* **What to produce**
Copy out each line of the data holding "text".

* **Provided material**
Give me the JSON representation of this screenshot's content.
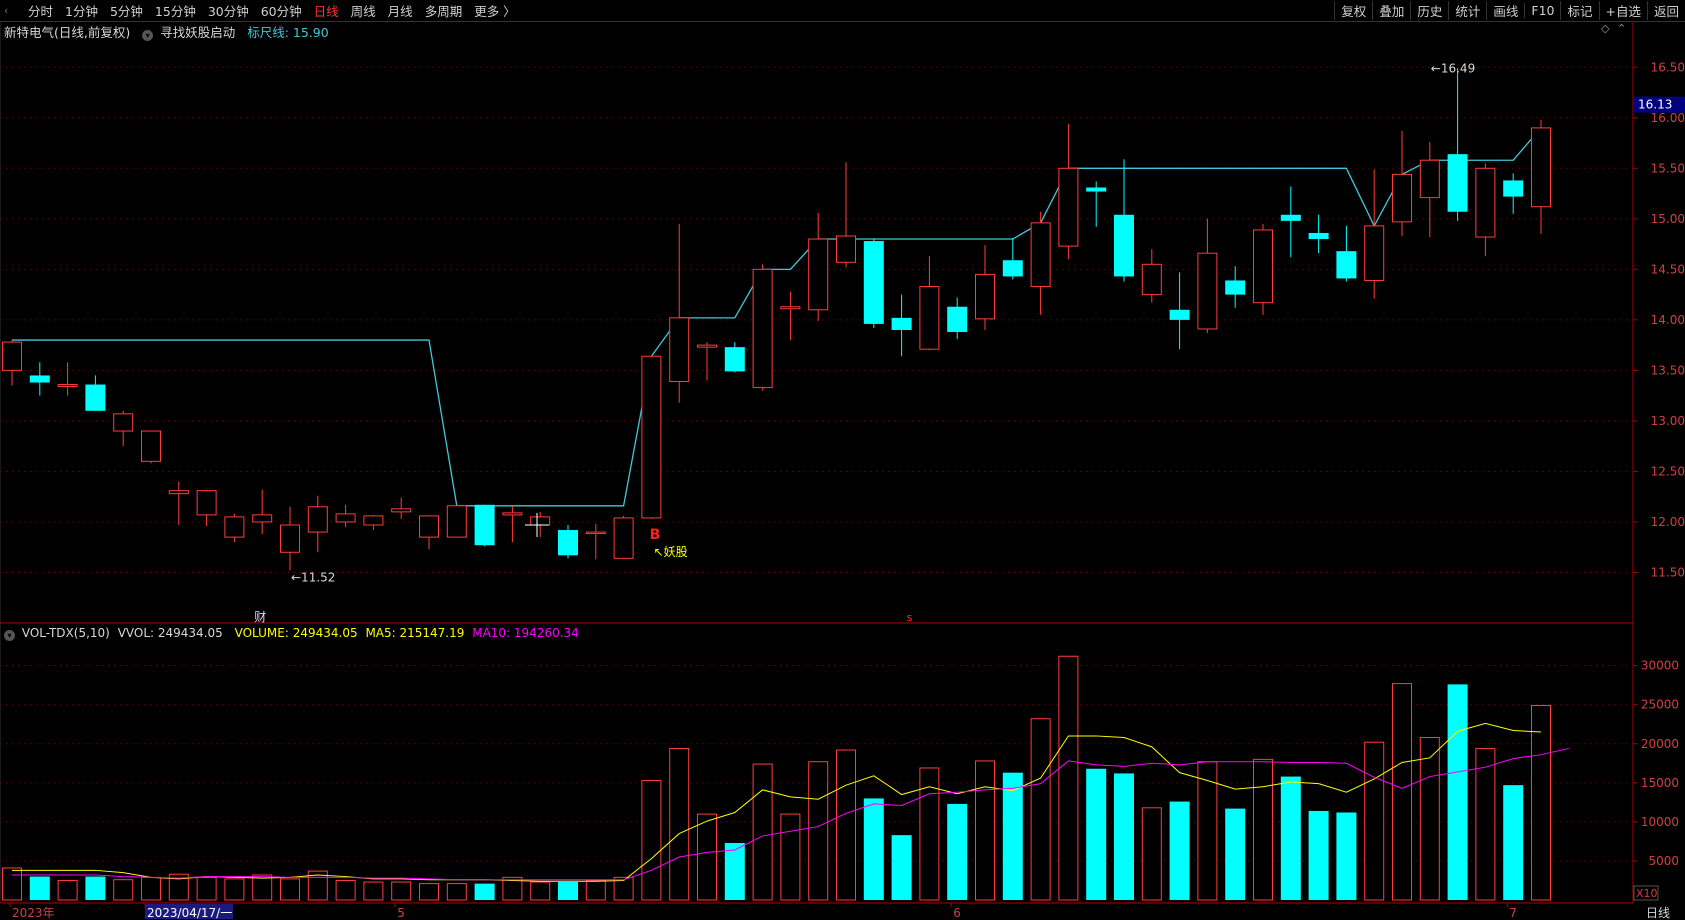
{
  "topbar": {
    "periods": [
      "分时",
      "1分钟",
      "5分钟",
      "15分钟",
      "30分钟",
      "60分钟",
      "日线",
      "周线",
      "月线",
      "多周期",
      "更多 〉"
    ],
    "active_period": "日线",
    "right_items": [
      "复权",
      "叠加",
      "历史",
      "统计",
      "画线",
      "F10",
      "标记",
      "+自选",
      "返回"
    ]
  },
  "header": {
    "stock": "新特电气(日线,前复权)",
    "indicator": "寻找妖股启动",
    "ruler_label": "标尺线:",
    "ruler_value": "15.90"
  },
  "vol_header": {
    "name": "VOL-TDX(5,10)",
    "vvol": "VVOL: 249434.05",
    "volume": "VOLUME: 249434.05",
    "ma5": "MA5: 215147.19",
    "ma10": "MA10: 194260.34"
  },
  "colors": {
    "up": "#ff3c3c",
    "down": "#00ffff",
    "ruler": "#3fc9d8",
    "ma5": "#ffff00",
    "ma10": "#ff00ff",
    "axis": "#b00000",
    "grid": "#5a0000"
  },
  "chart_data": {
    "type": "candlestick",
    "price_axis": {
      "ticks": [
        11.5,
        12.0,
        12.5,
        13.0,
        13.5,
        14.0,
        14.5,
        15.0,
        15.5,
        16.0,
        16.5
      ],
      "ylim": [
        11.0,
        16.75
      ],
      "current_price_label": "16.13"
    },
    "volume_axis": {
      "ticks": [
        5000,
        10000,
        15000,
        20000,
        25000,
        30000
      ],
      "ylim": [
        0,
        32000
      ],
      "unit_label": "X10"
    },
    "x_labels": [
      {
        "index": 0,
        "text": "2023年"
      },
      {
        "index": 5,
        "text": "2023/04/17/一"
      },
      {
        "index": 14,
        "text": "5"
      },
      {
        "index": 34,
        "text": "6"
      },
      {
        "index": 54,
        "text": "7"
      }
    ],
    "bottom_right_label": "日线",
    "annotations": {
      "low": {
        "index": 10,
        "value": 11.52,
        "text": "11.52"
      },
      "high": {
        "index": 51,
        "value": 16.49,
        "text": "16.49"
      },
      "buy_signal": {
        "index": 22,
        "text": "B"
      },
      "yao_label": {
        "index": 22,
        "text": "妖股"
      },
      "fin_marker": {
        "index": 9,
        "text": "财"
      },
      "s_marker": {
        "index": 32,
        "text": "s"
      }
    },
    "candles": [
      {
        "o": 13.5,
        "h": 13.8,
        "l": 13.35,
        "c": 13.78
      },
      {
        "o": 13.45,
        "h": 13.58,
        "l": 13.25,
        "c": 13.38
      },
      {
        "o": 13.34,
        "h": 13.58,
        "l": 13.25,
        "c": 13.36
      },
      {
        "o": 13.36,
        "h": 13.45,
        "l": 13.1,
        "c": 13.1
      },
      {
        "o": 12.9,
        "h": 13.1,
        "l": 12.75,
        "c": 13.07
      },
      {
        "o": 12.6,
        "h": 12.9,
        "l": 12.58,
        "c": 12.9
      },
      {
        "o": 12.28,
        "h": 12.4,
        "l": 11.97,
        "c": 12.31
      },
      {
        "o": 12.07,
        "h": 12.32,
        "l": 11.96,
        "c": 12.31
      },
      {
        "o": 11.85,
        "h": 12.08,
        "l": 11.8,
        "c": 12.05
      },
      {
        "o": 12.0,
        "h": 12.32,
        "l": 11.88,
        "c": 12.07
      },
      {
        "o": 11.7,
        "h": 12.15,
        "l": 11.52,
        "c": 11.97
      },
      {
        "o": 11.9,
        "h": 12.26,
        "l": 11.7,
        "c": 12.15
      },
      {
        "o": 12.0,
        "h": 12.17,
        "l": 11.95,
        "c": 12.08
      },
      {
        "o": 11.97,
        "h": 12.07,
        "l": 11.92,
        "c": 12.06
      },
      {
        "o": 12.1,
        "h": 12.24,
        "l": 12.03,
        "c": 12.13
      },
      {
        "o": 11.85,
        "h": 12.06,
        "l": 11.73,
        "c": 12.06
      },
      {
        "o": 11.85,
        "h": 12.16,
        "l": 11.85,
        "c": 12.16
      },
      {
        "o": 12.17,
        "h": 12.17,
        "l": 11.76,
        "c": 11.77
      },
      {
        "o": 12.07,
        "h": 12.16,
        "l": 11.8,
        "c": 12.09
      },
      {
        "o": 11.97,
        "h": 12.1,
        "l": 11.85,
        "c": 12.05
      },
      {
        "o": 11.92,
        "h": 11.97,
        "l": 11.64,
        "c": 11.67
      },
      {
        "o": 11.89,
        "h": 11.98,
        "l": 11.63,
        "c": 11.9
      },
      {
        "o": 11.64,
        "h": 12.06,
        "l": 11.64,
        "c": 12.04
      },
      {
        "o": 12.04,
        "h": 13.64,
        "l": 12.03,
        "c": 13.64
      },
      {
        "o": 13.39,
        "h": 14.95,
        "l": 13.18,
        "c": 14.02
      },
      {
        "o": 13.73,
        "h": 13.78,
        "l": 13.4,
        "c": 13.75
      },
      {
        "o": 13.73,
        "h": 13.78,
        "l": 13.48,
        "c": 13.49
      },
      {
        "o": 13.33,
        "h": 14.55,
        "l": 13.3,
        "c": 14.5
      },
      {
        "o": 14.11,
        "h": 14.28,
        "l": 13.8,
        "c": 14.13
      },
      {
        "o": 14.1,
        "h": 15.06,
        "l": 13.99,
        "c": 14.8
      },
      {
        "o": 14.57,
        "h": 15.56,
        "l": 14.52,
        "c": 14.83
      },
      {
        "o": 14.78,
        "h": 14.8,
        "l": 13.92,
        "c": 13.96
      },
      {
        "o": 14.02,
        "h": 14.25,
        "l": 13.64,
        "c": 13.9
      },
      {
        "o": 13.71,
        "h": 14.63,
        "l": 13.7,
        "c": 14.33
      },
      {
        "o": 14.13,
        "h": 14.22,
        "l": 13.81,
        "c": 13.88
      },
      {
        "o": 14.01,
        "h": 14.74,
        "l": 13.9,
        "c": 14.45
      },
      {
        "o": 14.59,
        "h": 14.81,
        "l": 14.4,
        "c": 14.43
      },
      {
        "o": 14.33,
        "h": 15.07,
        "l": 14.05,
        "c": 14.96
      },
      {
        "o": 14.73,
        "h": 15.94,
        "l": 14.6,
        "c": 15.5
      },
      {
        "o": 15.31,
        "h": 15.37,
        "l": 14.92,
        "c": 15.27
      },
      {
        "o": 15.04,
        "h": 15.59,
        "l": 14.38,
        "c": 14.43
      },
      {
        "o": 14.25,
        "h": 14.7,
        "l": 14.17,
        "c": 14.55
      },
      {
        "o": 14.1,
        "h": 14.47,
        "l": 13.71,
        "c": 14.0
      },
      {
        "o": 13.91,
        "h": 15.0,
        "l": 13.87,
        "c": 14.66
      },
      {
        "o": 14.39,
        "h": 14.53,
        "l": 14.12,
        "c": 14.25
      },
      {
        "o": 14.17,
        "h": 14.95,
        "l": 14.05,
        "c": 14.89
      },
      {
        "o": 15.04,
        "h": 15.32,
        "l": 14.62,
        "c": 14.98
      },
      {
        "o": 14.86,
        "h": 15.04,
        "l": 14.66,
        "c": 14.8
      },
      {
        "o": 14.68,
        "h": 14.93,
        "l": 14.38,
        "c": 14.41
      },
      {
        "o": 14.39,
        "h": 15.49,
        "l": 14.21,
        "c": 14.93
      },
      {
        "o": 14.97,
        "h": 15.87,
        "l": 14.83,
        "c": 15.44
      },
      {
        "o": 15.21,
        "h": 15.76,
        "l": 14.82,
        "c": 15.58
      },
      {
        "o": 15.64,
        "h": 16.49,
        "l": 14.98,
        "c": 15.07
      },
      {
        "o": 14.82,
        "h": 15.55,
        "l": 14.63,
        "c": 15.5
      },
      {
        "o": 15.38,
        "h": 15.45,
        "l": 15.05,
        "c": 15.22
      },
      {
        "o": 15.12,
        "h": 15.98,
        "l": 14.85,
        "c": 15.9
      }
    ],
    "ruler_line": [
      13.8,
      13.8,
      13.8,
      13.8,
      13.8,
      13.8,
      13.8,
      13.8,
      13.8,
      13.8,
      13.8,
      13.8,
      13.8,
      13.8,
      13.8,
      13.8,
      12.16,
      12.16,
      12.16,
      12.16,
      12.16,
      12.16,
      12.16,
      13.64,
      14.02,
      14.02,
      14.02,
      14.5,
      14.5,
      14.8,
      14.8,
      14.8,
      14.8,
      14.8,
      14.8,
      14.8,
      14.8,
      14.96,
      15.5,
      15.5,
      15.5,
      15.5,
      15.5,
      15.5,
      15.5,
      15.5,
      15.5,
      15.5,
      15.5,
      14.93,
      15.44,
      15.58,
      15.58,
      15.58,
      15.58,
      15.9
    ],
    "volume": [
      4100,
      3000,
      2500,
      3000,
      2600,
      2900,
      3300,
      2900,
      2700,
      3200,
      2700,
      3700,
      2500,
      2300,
      2300,
      2100,
      2100,
      2100,
      2900,
      2300,
      2300,
      2500,
      2900,
      15300,
      19400,
      11000,
      7300,
      17400,
      11000,
      17700,
      19200,
      13000,
      8300,
      16900,
      12300,
      17800,
      16300,
      23200,
      31200,
      16800,
      16200,
      11800,
      12600,
      17700,
      11700,
      18000,
      15800,
      11400,
      11200,
      20200,
      27700,
      20800,
      27600,
      19400,
      14700,
      24900
    ],
    "ma5": [
      3800,
      3800,
      3800,
      3800,
      3500,
      2900,
      2700,
      3000,
      2900,
      2800,
      2900,
      3200,
      3000,
      2700,
      2700,
      2600,
      2600,
      2600,
      2500,
      2400,
      2400,
      2400,
      2500,
      5300,
      8500,
      10100,
      11200,
      14100,
      13200,
      12900,
      14700,
      15900,
      13500,
      14500,
      13600,
      14500,
      14000,
      15600,
      21000,
      21000,
      20800,
      19600,
      16300,
      15300,
      14200,
      14500,
      15100,
      14900,
      13800,
      15500,
      17600,
      18200,
      21600,
      22600,
      21700,
      21500
    ],
    "ma10": [
      3200,
      3200,
      3200,
      3200,
      3000,
      2900,
      2800,
      3000,
      3000,
      3000,
      2900,
      2900,
      2900,
      2800,
      2800,
      2700,
      2600,
      2600,
      2600,
      2600,
      2600,
      2600,
      2600,
      3800,
      5500,
      6100,
      6400,
      8200,
      8800,
      9400,
      11100,
      12300,
      12100,
      13600,
      13800,
      14100,
      14300,
      14900,
      17800,
      17300,
      17100,
      17500,
      17300,
      17700,
      17700,
      17700,
      17600,
      17600,
      17500,
      15700,
      14300,
      15800,
      16400,
      17000,
      18100,
      18600,
      19400
    ]
  }
}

* **Solution below**
        "text": "2023年"
        "text": "2023/04/17/一"
        "text": "5"
        "text": "6"
        "text": "7"
        "text": "11.52"
        "text": "16.49"
        "text": "B"
        "text": "妖股"
        "text": "财"
        "text": "s"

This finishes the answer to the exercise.